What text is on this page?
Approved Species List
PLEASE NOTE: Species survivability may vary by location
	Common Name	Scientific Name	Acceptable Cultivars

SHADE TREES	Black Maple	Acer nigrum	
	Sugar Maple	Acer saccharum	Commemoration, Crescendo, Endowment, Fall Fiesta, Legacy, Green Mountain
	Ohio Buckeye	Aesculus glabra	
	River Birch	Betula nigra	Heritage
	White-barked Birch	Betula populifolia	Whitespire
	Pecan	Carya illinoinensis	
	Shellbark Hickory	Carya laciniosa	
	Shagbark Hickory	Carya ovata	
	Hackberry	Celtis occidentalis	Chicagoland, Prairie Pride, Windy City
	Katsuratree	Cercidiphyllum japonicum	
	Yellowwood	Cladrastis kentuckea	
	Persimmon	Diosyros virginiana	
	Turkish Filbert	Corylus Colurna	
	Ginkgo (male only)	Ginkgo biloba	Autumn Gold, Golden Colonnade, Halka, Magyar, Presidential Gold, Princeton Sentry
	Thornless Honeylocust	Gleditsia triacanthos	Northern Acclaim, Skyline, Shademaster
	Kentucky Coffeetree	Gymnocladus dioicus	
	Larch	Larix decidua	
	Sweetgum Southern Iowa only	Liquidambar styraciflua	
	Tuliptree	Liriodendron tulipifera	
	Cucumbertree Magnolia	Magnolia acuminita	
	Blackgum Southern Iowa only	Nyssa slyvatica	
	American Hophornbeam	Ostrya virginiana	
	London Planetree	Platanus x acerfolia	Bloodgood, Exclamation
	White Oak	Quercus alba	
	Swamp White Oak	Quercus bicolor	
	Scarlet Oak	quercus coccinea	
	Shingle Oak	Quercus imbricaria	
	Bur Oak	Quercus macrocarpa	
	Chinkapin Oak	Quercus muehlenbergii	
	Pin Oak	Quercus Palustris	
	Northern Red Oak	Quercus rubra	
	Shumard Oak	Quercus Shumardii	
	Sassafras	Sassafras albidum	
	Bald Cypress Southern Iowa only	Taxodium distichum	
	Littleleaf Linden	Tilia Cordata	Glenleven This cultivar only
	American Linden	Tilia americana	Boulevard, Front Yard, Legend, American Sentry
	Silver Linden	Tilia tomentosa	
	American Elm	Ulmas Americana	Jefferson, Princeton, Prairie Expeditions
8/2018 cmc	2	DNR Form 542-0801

### DIRECTIONS
Figure out how many lines above include the string "virginiana", then report that number and nothing else.

### TASK RESPONSE
2